*Task goal:* Select from the data all lines with the word "credit".

(Records from a data collection)
== == ==
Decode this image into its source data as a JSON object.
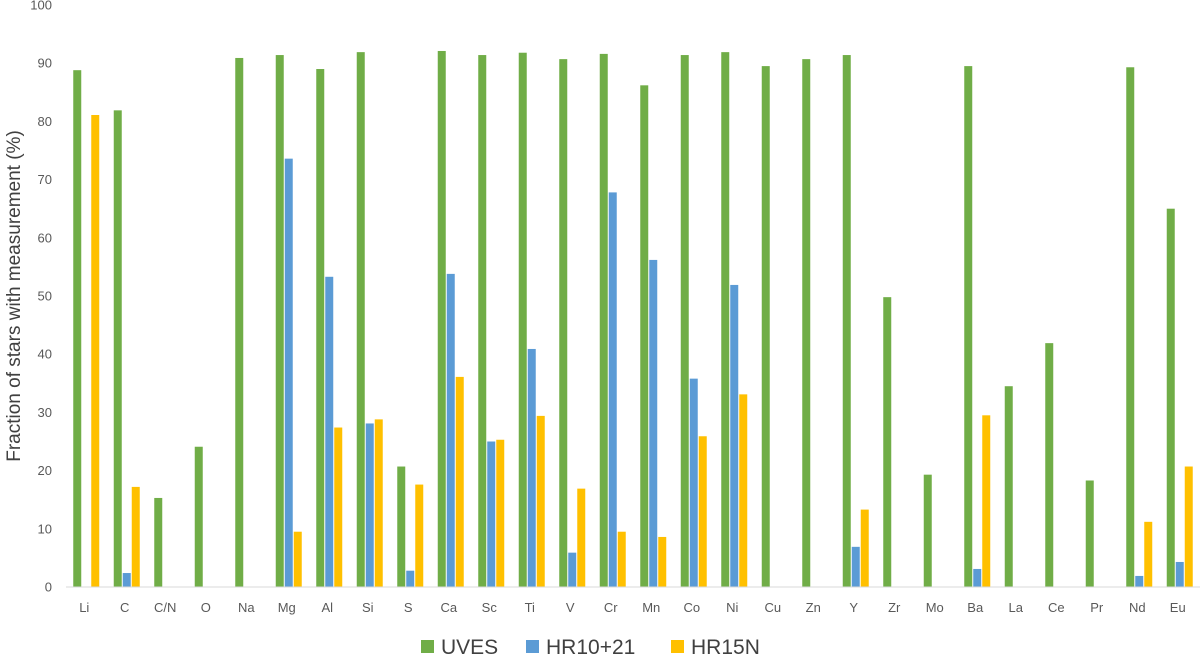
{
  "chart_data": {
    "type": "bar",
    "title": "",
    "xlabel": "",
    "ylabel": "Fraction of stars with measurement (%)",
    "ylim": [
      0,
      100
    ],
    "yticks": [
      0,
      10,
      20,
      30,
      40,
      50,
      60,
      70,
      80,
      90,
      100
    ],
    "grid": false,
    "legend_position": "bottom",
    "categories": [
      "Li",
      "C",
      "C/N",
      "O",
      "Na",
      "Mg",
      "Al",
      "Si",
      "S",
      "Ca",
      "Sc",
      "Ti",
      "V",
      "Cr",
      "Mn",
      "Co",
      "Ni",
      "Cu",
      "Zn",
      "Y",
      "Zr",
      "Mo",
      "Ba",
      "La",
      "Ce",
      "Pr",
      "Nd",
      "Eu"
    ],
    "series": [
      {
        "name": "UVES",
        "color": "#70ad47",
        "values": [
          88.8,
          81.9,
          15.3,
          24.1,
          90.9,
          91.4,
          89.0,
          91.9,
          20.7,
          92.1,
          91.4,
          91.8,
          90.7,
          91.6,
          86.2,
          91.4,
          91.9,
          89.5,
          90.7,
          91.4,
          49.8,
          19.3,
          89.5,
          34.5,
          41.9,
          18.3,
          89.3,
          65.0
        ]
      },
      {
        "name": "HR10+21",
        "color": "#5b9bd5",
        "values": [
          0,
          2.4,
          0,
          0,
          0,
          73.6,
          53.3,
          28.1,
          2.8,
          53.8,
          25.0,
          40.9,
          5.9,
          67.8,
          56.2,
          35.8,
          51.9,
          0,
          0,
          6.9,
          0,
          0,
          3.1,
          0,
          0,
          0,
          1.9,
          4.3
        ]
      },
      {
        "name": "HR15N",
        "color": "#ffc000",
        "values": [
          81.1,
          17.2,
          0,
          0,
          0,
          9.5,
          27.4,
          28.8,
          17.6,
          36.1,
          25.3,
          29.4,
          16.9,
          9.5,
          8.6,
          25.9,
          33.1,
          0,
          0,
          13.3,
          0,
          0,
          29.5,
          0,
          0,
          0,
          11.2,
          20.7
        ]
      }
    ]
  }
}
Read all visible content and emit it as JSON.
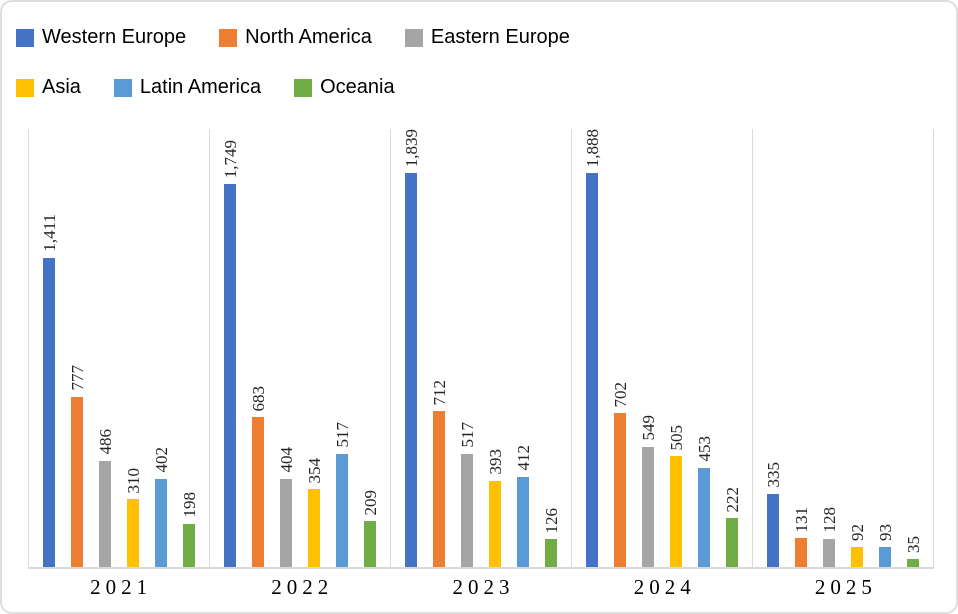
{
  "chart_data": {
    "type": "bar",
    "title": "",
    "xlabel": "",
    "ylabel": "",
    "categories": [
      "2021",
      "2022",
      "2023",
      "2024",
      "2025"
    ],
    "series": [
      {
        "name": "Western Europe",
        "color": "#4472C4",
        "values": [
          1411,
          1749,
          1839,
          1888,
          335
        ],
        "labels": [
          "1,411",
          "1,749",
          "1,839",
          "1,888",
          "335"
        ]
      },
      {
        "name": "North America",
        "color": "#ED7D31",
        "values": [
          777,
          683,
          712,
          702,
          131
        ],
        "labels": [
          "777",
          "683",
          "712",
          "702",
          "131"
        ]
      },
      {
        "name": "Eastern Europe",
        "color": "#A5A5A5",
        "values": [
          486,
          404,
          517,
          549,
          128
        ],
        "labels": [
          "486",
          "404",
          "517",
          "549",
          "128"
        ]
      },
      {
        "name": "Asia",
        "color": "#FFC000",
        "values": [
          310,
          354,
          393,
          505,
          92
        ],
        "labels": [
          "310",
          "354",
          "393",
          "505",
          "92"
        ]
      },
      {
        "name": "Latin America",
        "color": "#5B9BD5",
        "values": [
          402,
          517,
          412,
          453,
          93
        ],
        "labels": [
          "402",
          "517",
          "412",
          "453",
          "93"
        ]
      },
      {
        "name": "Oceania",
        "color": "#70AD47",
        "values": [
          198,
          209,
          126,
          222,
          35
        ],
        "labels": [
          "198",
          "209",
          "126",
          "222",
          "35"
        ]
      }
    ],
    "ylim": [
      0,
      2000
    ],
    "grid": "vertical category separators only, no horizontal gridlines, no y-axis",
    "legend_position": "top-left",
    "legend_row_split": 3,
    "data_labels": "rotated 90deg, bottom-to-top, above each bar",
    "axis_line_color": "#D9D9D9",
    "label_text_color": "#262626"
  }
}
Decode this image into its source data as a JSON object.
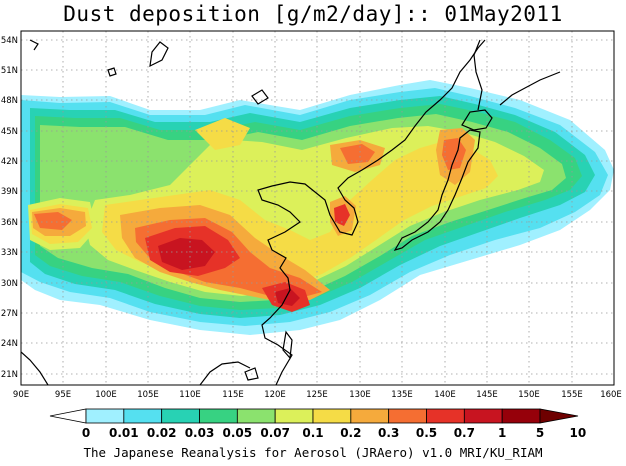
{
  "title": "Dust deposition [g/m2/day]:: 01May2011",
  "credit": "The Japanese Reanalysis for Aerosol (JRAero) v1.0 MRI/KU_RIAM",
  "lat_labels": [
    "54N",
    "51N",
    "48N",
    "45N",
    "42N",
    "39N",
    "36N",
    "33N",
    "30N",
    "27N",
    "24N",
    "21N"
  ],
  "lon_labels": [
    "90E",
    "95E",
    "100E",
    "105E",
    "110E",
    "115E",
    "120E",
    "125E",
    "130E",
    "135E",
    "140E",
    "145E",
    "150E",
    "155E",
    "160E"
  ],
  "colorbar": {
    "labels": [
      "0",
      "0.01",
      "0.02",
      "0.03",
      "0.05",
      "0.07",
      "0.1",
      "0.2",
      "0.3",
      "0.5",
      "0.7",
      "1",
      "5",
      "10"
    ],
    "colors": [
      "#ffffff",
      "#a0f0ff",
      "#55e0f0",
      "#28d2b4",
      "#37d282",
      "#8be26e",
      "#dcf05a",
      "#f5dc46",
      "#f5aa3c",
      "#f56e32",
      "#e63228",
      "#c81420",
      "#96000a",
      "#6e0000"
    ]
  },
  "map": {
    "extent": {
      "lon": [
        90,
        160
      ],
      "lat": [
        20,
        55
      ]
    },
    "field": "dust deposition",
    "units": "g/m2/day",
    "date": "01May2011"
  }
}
== == ==
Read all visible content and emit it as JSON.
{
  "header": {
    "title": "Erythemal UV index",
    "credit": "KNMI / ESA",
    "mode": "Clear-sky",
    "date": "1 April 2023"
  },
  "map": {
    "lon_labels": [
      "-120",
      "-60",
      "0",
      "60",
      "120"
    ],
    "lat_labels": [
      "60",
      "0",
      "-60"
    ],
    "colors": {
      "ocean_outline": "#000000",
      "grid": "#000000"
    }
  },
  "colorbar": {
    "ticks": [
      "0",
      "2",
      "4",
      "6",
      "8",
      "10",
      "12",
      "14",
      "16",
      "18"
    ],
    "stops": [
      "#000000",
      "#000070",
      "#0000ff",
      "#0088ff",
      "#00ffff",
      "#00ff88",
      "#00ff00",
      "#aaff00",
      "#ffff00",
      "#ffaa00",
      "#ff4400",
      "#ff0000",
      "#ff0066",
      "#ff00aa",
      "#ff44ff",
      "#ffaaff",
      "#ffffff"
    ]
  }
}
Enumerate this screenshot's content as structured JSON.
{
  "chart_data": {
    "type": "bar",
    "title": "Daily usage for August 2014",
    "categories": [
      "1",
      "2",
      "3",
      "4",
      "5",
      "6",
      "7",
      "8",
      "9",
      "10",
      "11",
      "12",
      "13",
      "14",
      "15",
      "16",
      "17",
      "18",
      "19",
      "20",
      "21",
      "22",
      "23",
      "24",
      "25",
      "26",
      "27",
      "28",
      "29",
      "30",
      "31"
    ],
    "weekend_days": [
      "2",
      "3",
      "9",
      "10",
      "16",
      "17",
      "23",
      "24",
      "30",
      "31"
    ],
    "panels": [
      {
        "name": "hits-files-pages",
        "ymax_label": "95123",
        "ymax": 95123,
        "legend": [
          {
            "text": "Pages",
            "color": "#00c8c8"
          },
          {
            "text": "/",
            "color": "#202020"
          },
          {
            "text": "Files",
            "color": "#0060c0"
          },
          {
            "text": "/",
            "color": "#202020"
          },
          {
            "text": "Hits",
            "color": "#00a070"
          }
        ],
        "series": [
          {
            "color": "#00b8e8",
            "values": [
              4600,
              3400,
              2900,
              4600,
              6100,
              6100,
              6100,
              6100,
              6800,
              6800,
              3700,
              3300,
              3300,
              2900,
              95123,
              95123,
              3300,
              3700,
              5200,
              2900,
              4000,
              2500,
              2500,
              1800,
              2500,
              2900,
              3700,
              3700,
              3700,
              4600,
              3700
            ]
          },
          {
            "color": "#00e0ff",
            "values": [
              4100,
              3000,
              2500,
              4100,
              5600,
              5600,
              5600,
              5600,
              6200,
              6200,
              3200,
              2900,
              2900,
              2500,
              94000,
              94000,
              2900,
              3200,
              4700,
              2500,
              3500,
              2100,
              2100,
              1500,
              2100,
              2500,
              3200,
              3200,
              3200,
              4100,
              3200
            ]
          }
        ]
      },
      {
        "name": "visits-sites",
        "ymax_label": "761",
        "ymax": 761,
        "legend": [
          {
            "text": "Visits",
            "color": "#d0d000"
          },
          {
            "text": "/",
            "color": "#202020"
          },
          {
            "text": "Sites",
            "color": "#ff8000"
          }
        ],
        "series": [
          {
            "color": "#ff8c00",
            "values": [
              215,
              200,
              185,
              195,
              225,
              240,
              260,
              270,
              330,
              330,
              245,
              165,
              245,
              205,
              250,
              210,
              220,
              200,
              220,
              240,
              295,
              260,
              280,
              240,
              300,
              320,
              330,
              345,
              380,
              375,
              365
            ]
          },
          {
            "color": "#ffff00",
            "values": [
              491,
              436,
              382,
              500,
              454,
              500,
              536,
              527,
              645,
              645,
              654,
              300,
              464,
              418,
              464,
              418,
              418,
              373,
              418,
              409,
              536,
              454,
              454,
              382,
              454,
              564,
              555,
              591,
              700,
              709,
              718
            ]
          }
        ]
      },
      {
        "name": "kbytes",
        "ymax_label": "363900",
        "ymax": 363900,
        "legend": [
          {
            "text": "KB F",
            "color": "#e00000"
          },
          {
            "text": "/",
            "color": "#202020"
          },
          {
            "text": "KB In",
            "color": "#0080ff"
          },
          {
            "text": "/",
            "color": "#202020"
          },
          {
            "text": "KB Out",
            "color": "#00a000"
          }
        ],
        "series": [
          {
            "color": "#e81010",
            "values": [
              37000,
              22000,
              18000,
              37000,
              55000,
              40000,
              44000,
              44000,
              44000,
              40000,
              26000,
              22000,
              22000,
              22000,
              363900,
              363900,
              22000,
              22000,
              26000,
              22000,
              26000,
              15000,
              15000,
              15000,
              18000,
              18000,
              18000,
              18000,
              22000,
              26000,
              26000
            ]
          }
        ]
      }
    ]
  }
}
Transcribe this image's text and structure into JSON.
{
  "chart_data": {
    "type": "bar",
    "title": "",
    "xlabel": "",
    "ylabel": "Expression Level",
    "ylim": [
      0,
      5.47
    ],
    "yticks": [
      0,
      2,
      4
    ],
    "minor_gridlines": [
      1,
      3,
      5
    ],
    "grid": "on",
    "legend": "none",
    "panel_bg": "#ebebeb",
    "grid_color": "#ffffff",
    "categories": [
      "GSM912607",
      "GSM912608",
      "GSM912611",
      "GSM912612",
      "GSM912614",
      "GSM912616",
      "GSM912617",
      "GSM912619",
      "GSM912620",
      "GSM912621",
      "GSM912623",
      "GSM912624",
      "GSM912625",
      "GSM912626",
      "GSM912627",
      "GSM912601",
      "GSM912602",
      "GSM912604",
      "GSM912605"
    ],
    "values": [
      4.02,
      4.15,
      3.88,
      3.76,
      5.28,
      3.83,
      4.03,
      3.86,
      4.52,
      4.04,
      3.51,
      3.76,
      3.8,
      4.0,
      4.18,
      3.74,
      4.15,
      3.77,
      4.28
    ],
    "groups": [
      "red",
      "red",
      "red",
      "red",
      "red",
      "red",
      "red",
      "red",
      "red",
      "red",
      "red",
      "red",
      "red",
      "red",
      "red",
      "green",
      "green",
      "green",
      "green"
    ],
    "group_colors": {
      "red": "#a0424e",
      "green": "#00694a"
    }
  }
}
== == ==
*Reply to the task:*
  "credit": "The Japanese Reanalysis for Aerosol (JRAero) v1.0 MRI/KU_RIAM",
    "credit": "KNMI / ESA",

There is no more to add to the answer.